What to produce: Return the listing below in full, with every line exactly as it is.

(Extracted data entries)
◇ ◇ ◇ ◇

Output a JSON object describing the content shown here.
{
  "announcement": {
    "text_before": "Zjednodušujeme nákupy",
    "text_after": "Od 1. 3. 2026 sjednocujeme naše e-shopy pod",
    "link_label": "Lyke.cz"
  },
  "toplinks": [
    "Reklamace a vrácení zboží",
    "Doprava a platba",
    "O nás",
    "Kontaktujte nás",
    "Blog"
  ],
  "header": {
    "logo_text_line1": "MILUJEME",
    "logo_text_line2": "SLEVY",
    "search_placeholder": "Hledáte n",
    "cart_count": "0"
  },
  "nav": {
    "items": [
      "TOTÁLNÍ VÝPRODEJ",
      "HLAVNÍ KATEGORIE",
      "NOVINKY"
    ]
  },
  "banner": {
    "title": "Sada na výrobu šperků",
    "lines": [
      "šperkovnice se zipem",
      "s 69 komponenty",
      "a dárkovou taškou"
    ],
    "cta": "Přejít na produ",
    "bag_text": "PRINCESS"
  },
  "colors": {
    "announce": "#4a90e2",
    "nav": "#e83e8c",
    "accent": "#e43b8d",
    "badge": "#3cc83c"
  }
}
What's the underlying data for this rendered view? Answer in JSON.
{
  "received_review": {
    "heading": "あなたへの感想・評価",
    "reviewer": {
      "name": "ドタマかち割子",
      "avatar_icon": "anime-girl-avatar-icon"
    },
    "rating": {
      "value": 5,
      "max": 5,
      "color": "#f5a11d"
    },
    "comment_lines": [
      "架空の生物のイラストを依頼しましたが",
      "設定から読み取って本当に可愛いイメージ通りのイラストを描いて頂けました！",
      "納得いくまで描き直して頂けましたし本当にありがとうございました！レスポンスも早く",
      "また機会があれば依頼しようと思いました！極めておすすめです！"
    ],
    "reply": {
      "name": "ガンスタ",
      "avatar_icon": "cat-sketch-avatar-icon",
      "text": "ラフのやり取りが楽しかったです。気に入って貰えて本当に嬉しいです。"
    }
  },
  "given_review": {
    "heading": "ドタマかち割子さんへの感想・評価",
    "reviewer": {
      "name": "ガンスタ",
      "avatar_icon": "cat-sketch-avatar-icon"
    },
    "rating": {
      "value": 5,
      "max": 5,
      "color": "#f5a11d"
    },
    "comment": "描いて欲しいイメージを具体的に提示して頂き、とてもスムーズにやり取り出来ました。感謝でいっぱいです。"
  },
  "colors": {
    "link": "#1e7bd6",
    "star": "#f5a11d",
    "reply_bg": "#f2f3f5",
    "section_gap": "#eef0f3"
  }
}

◇ ◇ ◇ ◇

Worked solution:
Output a JSON object describing the content shown here.
{
  "announcement": {
    "text_before": "Zjednodušujeme nákupy",
    "text_after": "Od 1. 3. 2026 sjednocujeme naše e-shopy pod",
    "link_label": "Lyke.cz"
  },
  "toplinks": [
    "Reklamace a vrácení zboží",
    "Doprava a platba",
    "O nás",
    "Kontaktujte nás",
    "Blog"
  ],
  "header": {
    "logo_text_line1": "MILUJEME",
    "logo_text_line2": "SLEVY",
    "search_placeholder": "Hledáte n",
    "cart_count": "0"
  },
  "nav": {
    "items": [
      "TOTÁLNÍ VÝPRODEJ",
      "HLAVNÍ KATEGORIE",
      "NOVINKY"
    ]
  },
  "banner": {
    "title": "Sada na výrobu šperků",
    "lines": [
      "šperkovnice se zipem",
      "s 69 komponenty",
      "a dárkovou taškou"
    ],
    "cta": "Přejít na produ",
    "bag_text": "PRINCESS"
  },
  "colors": {
    "announce": "#4a90e2",
    "nav": "#e83e8c",
    "accent": "#e43b8d",
    "badge": "#3cc83c"
  }
}
What's the underlying data for this rendered view? Answer in JSON.
{
  "received_review": {
    "heading": "あなたへの感想・評価",
    "reviewer": {
      "name": "ドタマかち割子",
      "avatar_icon": "anime-girl-avatar-icon"
    },
    "rating": {
      "value": 5,
      "max": 5,
      "color": "#f5a11d"
    },
    "comment_lines": [
      "架空の生物のイラストを依頼しましたが",
      "設定から読み取って本当に可愛いイメージ通りのイラストを描いて頂けました！",
      "納得いくまで描き直して頂けましたし本当にありがとうございました！レスポンスも早く",
      "また機会があれば依頼しようと思いました！極めておすすめです！"
    ],
    "reply": {
      "name": "ガンスタ",
      "avatar_icon": "cat-sketch-avatar-icon",
      "text": "ラフのやり取りが楽しかったです。気に入って貰えて本当に嬉しいです。"
    }
  },
  "given_review": {
    "heading": "ドタマかち割子さんへの感想・評価",
    "reviewer": {
      "name": "ガンスタ",
      "avatar_icon": "cat-sketch-avatar-icon"
    },
    "rating": {
      "value": 5,
      "max": 5,
      "color": "#f5a11d"
    },
    "comment": "描いて欲しいイメージを具体的に提示して頂き、とてもスムーズにやり取り出来ました。感謝でいっぱいです。"
  },
  "colors": {
    "link": "#1e7bd6",
    "star": "#f5a11d",
    "reply_bg": "#f2f3f5",
    "section_gap": "#eef0f3"
  }
}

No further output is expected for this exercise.